- **The exercise**:
Check each line of the records below and collect those that include the word "this".

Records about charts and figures
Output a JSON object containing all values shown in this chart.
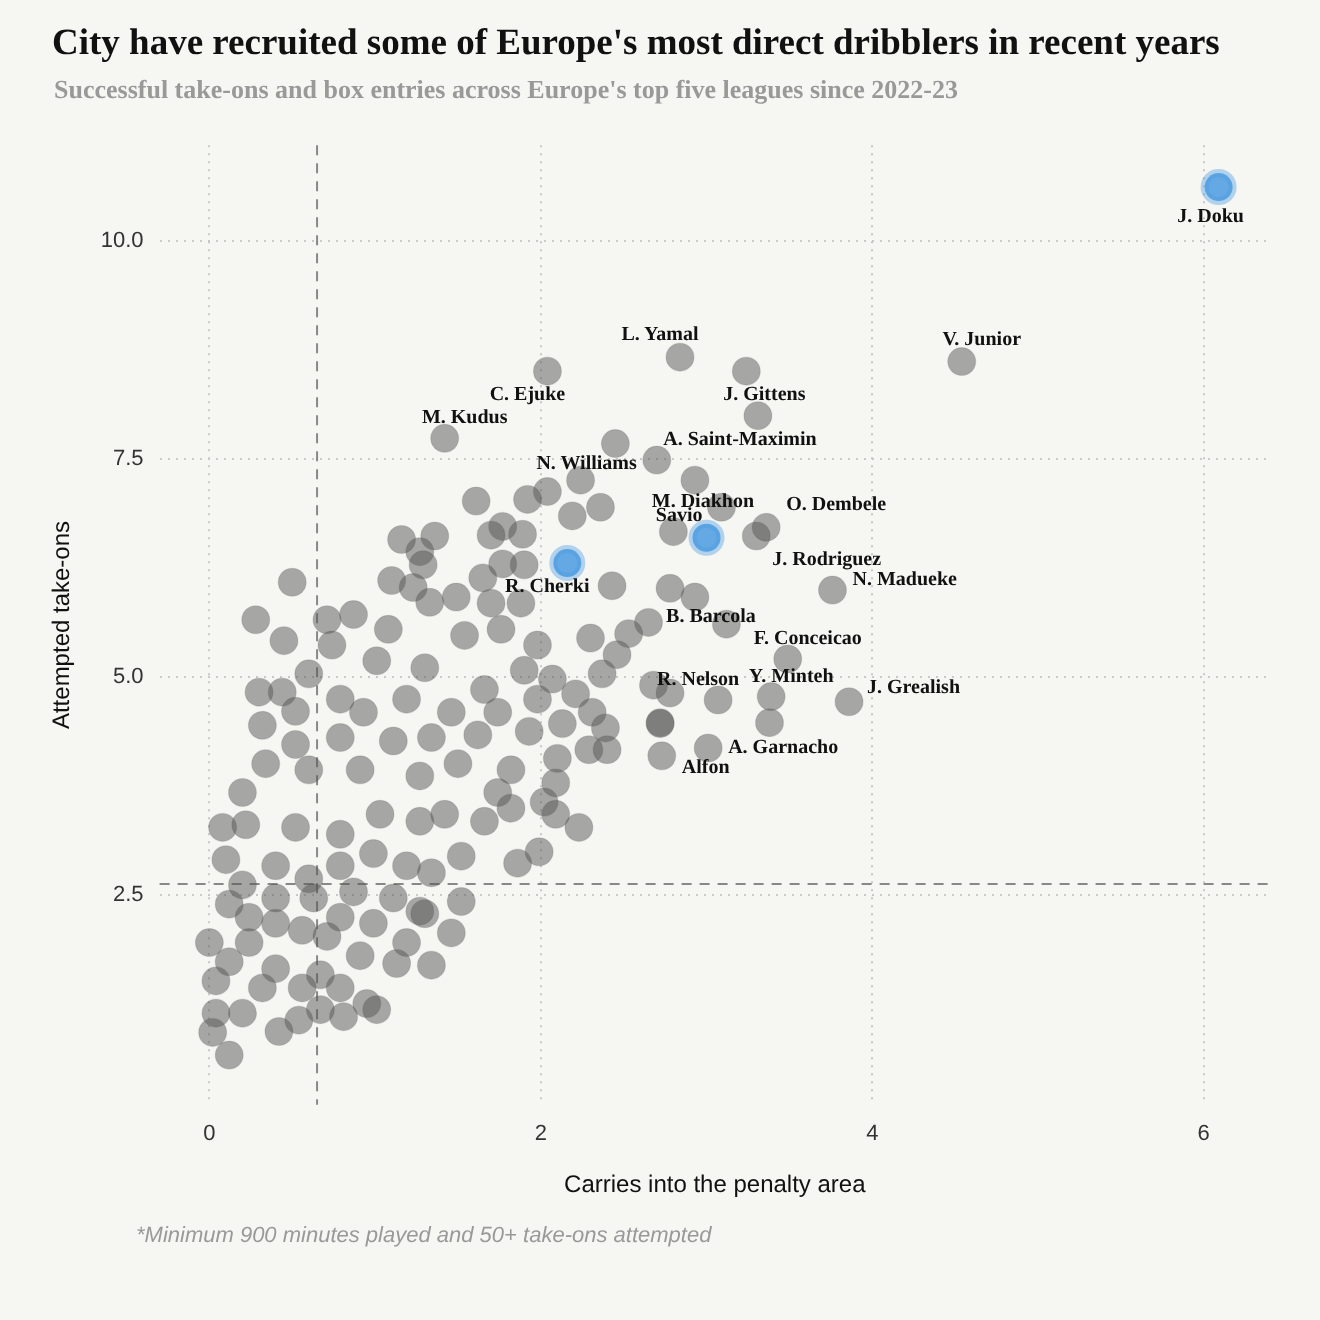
{
  "chart_data": {
    "type": "scatter",
    "title": "City have recruited some of Europe's most direct dribblers in recent years",
    "subtitle": "Successful take-ons and box entries across Europe's top five leagues since 2022-23",
    "xlabel": "Carries into the penalty area",
    "ylabel": "Attempted take-ons",
    "xlim": [
      -0.3,
      6.4
    ],
    "ylim": [
      0.1,
      11.1
    ],
    "xticks": [
      0,
      2,
      4,
      6
    ],
    "yticks": [
      2.5,
      {
        "value": 5,
        "label": "5.0"
      },
      7.5,
      {
        "value": 10,
        "label": "10.0"
      }
    ],
    "grid": true,
    "legend": false,
    "marker": "circle",
    "series": [
      {
        "color": "#555555",
        "x": [
          2.84,
          2.04,
          3.24,
          3.31,
          1.42,
          2.7,
          2.93,
          3.36,
          3.3,
          3.76,
          2.93,
          3.49,
          3.07,
          3.39,
          3.86,
          3.01,
          2.73,
          4.54,
          2.45,
          3.09,
          2.78,
          3.12,
          2.68,
          2.78,
          2.72,
          3.38,
          2.8,
          2.24,
          2.04,
          1.92,
          1.61,
          2.36,
          2.19,
          1.16,
          1.36,
          1.77,
          1.89,
          1.7,
          1.27,
          1.29,
          1.77,
          1.9,
          1.1,
          1.23,
          0.5,
          1.33,
          1.49,
          1.65,
          1.7,
          1.88,
          2.43,
          0.28,
          0.45,
          0.71,
          0.87,
          1.08,
          1.54,
          1.76,
          1.98,
          2.3,
          2.53,
          2.65,
          2.46,
          0.74,
          1.01,
          1.3,
          1.66,
          1.9,
          2.07,
          2.21,
          2.37,
          0.3,
          0.44,
          0.6,
          0.32,
          0.52,
          0.79,
          0.93,
          1.19,
          1.46,
          1.74,
          1.98,
          2.13,
          2.31,
          2.39,
          2.4,
          2.29,
          2.1,
          2.72,
          1.93,
          1.62,
          1.34,
          1.11,
          0.79,
          0.52,
          0.34,
          0.6,
          0.91,
          1.27,
          1.5,
          1.82,
          2.09,
          0.2,
          1.74,
          2.02,
          2.23,
          1.99,
          1.86,
          1.52,
          1.52,
          1.46,
          1.34,
          1.13,
          1.01,
          0.95,
          0.81,
          0.67,
          0.54,
          0.42,
          0.12,
          0.02,
          0.08,
          0.1,
          0.22,
          0.0,
          0.04,
          0.12,
          0.24,
          0.4,
          0.56,
          0.67,
          0.79,
          0.91,
          0.99,
          1.19,
          1.27,
          1.11,
          1.3,
          0.2,
          0.4,
          0.6,
          0.79,
          0.99,
          1.19,
          1.34,
          0.52,
          0.79,
          1.03,
          1.27,
          1.42,
          1.66,
          1.82,
          2.09,
          0.32,
          0.2,
          0.56,
          0.04,
          0.12,
          0.4,
          0.63,
          0.87,
          0.24,
          0.4,
          0.71,
          0.79
        ],
        "values": [
          8.67,
          8.51,
          8.51,
          8.0,
          7.74,
          7.49,
          7.26,
          6.72,
          6.62,
          6.0,
          5.92,
          5.21,
          4.74,
          4.78,
          4.72,
          4.19,
          4.1,
          8.62,
          7.68,
          6.95,
          6.02,
          5.61,
          4.91,
          4.82,
          4.48,
          4.48,
          6.67,
          7.26,
          7.13,
          7.04,
          7.02,
          6.95,
          6.85,
          6.58,
          6.62,
          6.73,
          6.64,
          6.63,
          6.44,
          6.29,
          6.3,
          6.29,
          6.11,
          6.03,
          6.09,
          5.86,
          5.92,
          6.14,
          5.85,
          5.85,
          6.05,
          5.66,
          5.42,
          5.66,
          5.72,
          5.55,
          5.48,
          5.55,
          5.37,
          5.45,
          5.5,
          5.63,
          5.26,
          5.37,
          5.19,
          5.11,
          4.86,
          5.08,
          4.98,
          4.81,
          5.04,
          4.83,
          4.83,
          5.04,
          4.45,
          4.61,
          4.75,
          4.6,
          4.75,
          4.6,
          4.6,
          4.75,
          4.47,
          4.6,
          4.42,
          4.17,
          4.17,
          4.07,
          4.47,
          4.38,
          4.34,
          4.31,
          4.27,
          4.31,
          4.23,
          4.01,
          3.94,
          3.94,
          3.87,
          4.01,
          3.94,
          3.79,
          3.68,
          3.68,
          3.57,
          3.28,
          3.0,
          2.87,
          2.95,
          2.43,
          2.07,
          1.7,
          1.72,
          1.19,
          1.26,
          1.11,
          1.19,
          1.07,
          0.94,
          0.67,
          0.93,
          3.28,
          2.91,
          3.31,
          1.96,
          1.52,
          2.4,
          1.96,
          1.66,
          2.1,
          1.59,
          2.25,
          1.81,
          2.18,
          1.96,
          2.32,
          2.47,
          2.29,
          2.62,
          2.84,
          2.69,
          2.84,
          2.98,
          2.84,
          2.76,
          3.28,
          3.2,
          3.43,
          3.35,
          3.43,
          3.35,
          3.5,
          3.43,
          1.44,
          1.15,
          1.44,
          1.15,
          1.74,
          2.47,
          2.47,
          2.54,
          2.25,
          2.18,
          2.03,
          1.44
        ]
      },
      {
        "color": "#4a9be0",
        "x": [
          6.09,
          3.0,
          2.16
        ],
        "values": [
          10.62,
          6.6,
          6.31
        ]
      }
    ],
    "ref_lines": [
      {
        "axis": "x",
        "value": 0.65,
        "line_style": "dashed"
      },
      {
        "axis": "y",
        "value": 2.63,
        "line_style": "dashed"
      }
    ],
    "annotations": [
      {
        "text": "J. Doku",
        "x": 6.09,
        "y": 10.62
      },
      {
        "text": "V. Junior",
        "x": 4.54,
        "y": 8.62
      },
      {
        "text": "L. Yamal",
        "x": 2.84,
        "y": 8.67
      },
      {
        "text": "C. Ejuke",
        "x": 2.04,
        "y": 8.51
      },
      {
        "text": "J. Gittens",
        "x": 3.24,
        "y": 8.51
      },
      {
        "text": "A. Saint-Maximin",
        "x": 3.31,
        "y": 8.0
      },
      {
        "text": "M. Kudus",
        "x": 1.42,
        "y": 7.74
      },
      {
        "text": "N. Williams",
        "x": 2.7,
        "y": 7.49
      },
      {
        "text": "M. Diakhon",
        "x": 2.93,
        "y": 7.26
      },
      {
        "text": "O. Dembele",
        "x": 3.36,
        "y": 6.72
      },
      {
        "text": "Savio",
        "x": 3.0,
        "y": 6.6
      },
      {
        "text": "J. Rodriguez",
        "x": 3.3,
        "y": 6.62
      },
      {
        "text": "R. Cherki",
        "x": 2.16,
        "y": 6.31
      },
      {
        "text": "N. Madueke",
        "x": 3.76,
        "y": 6.0
      },
      {
        "text": "B. Barcola",
        "x": 2.93,
        "y": 5.92
      },
      {
        "text": "F. Conceicao",
        "x": 3.49,
        "y": 5.21
      },
      {
        "text": "R. Nelson",
        "x": 3.07,
        "y": 4.74
      },
      {
        "text": "Y. Minteh",
        "x": 3.39,
        "y": 4.78
      },
      {
        "text": "J. Grealish",
        "x": 3.86,
        "y": 4.72
      },
      {
        "text": "A. Garnacho",
        "x": 3.01,
        "y": 4.19
      },
      {
        "text": "Alfon",
        "x": 2.73,
        "y": 4.1
      },
      "*Minimum 900 minutes played and 50+ take-ons attempted"
    ]
  }
}
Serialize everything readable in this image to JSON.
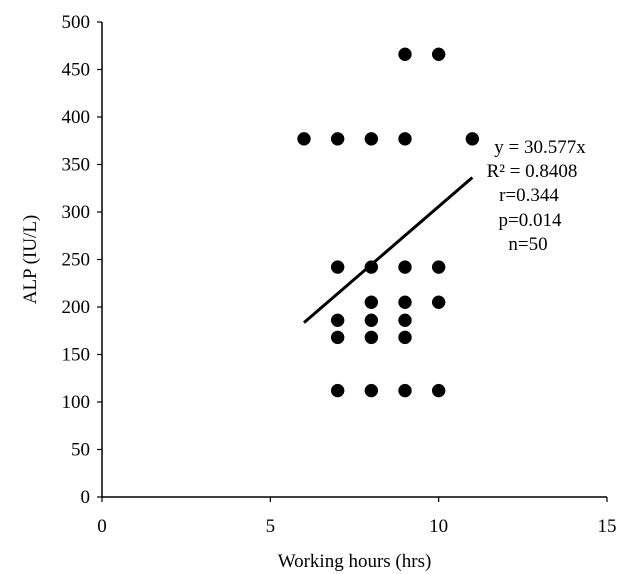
{
  "chart_data": {
    "type": "scatter",
    "title": "",
    "xlabel": "Working hours (hrs)",
    "ylabel": "ALP (IU/L)",
    "xlim": [
      0,
      15
    ],
    "ylim": [
      0,
      500
    ],
    "xticks": [
      0,
      5,
      10,
      15
    ],
    "yticks": [
      0,
      50,
      100,
      150,
      200,
      250,
      300,
      350,
      400,
      450,
      500
    ],
    "grid": false,
    "points": [
      {
        "x": 6,
        "y": 377
      },
      {
        "x": 7,
        "y": 377
      },
      {
        "x": 8,
        "y": 377
      },
      {
        "x": 9,
        "y": 377
      },
      {
        "x": 11,
        "y": 377
      },
      {
        "x": 9,
        "y": 466
      },
      {
        "x": 10,
        "y": 466
      },
      {
        "x": 7,
        "y": 242
      },
      {
        "x": 8,
        "y": 242
      },
      {
        "x": 9,
        "y": 242
      },
      {
        "x": 10,
        "y": 242
      },
      {
        "x": 8,
        "y": 205
      },
      {
        "x": 9,
        "y": 205
      },
      {
        "x": 10,
        "y": 205
      },
      {
        "x": 7,
        "y": 186
      },
      {
        "x": 8,
        "y": 186
      },
      {
        "x": 9,
        "y": 186
      },
      {
        "x": 7,
        "y": 168
      },
      {
        "x": 8,
        "y": 168
      },
      {
        "x": 9,
        "y": 168
      },
      {
        "x": 7,
        "y": 112
      },
      {
        "x": 8,
        "y": 112
      },
      {
        "x": 9,
        "y": 112
      },
      {
        "x": 10,
        "y": 112
      }
    ],
    "trendline": {
      "x": [
        6,
        11
      ],
      "y": [
        183.5,
        336.3
      ],
      "color": "#000000"
    },
    "annotations": [
      "y = 30.577x",
      "R² = 0.8408",
      "r=0.344",
      "p=0.014",
      "n=50"
    ],
    "colors": {
      "marker": "#000000",
      "axis": "#000000",
      "text": "#000000"
    }
  }
}
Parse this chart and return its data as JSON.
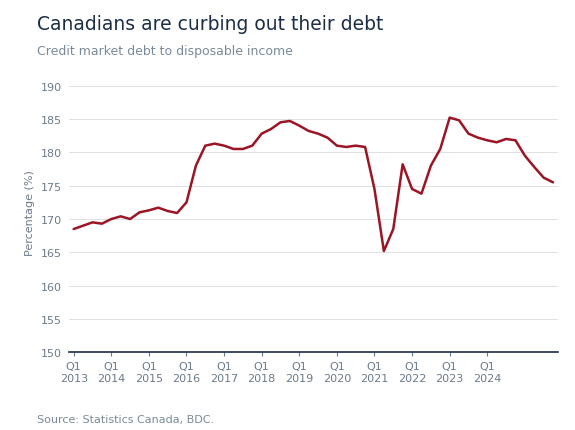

- **Written response**:
Output a JSON object containing all values shown in this chart.
Serialize everything readable in this image to JSON.
Parse this chart and return its data as JSON.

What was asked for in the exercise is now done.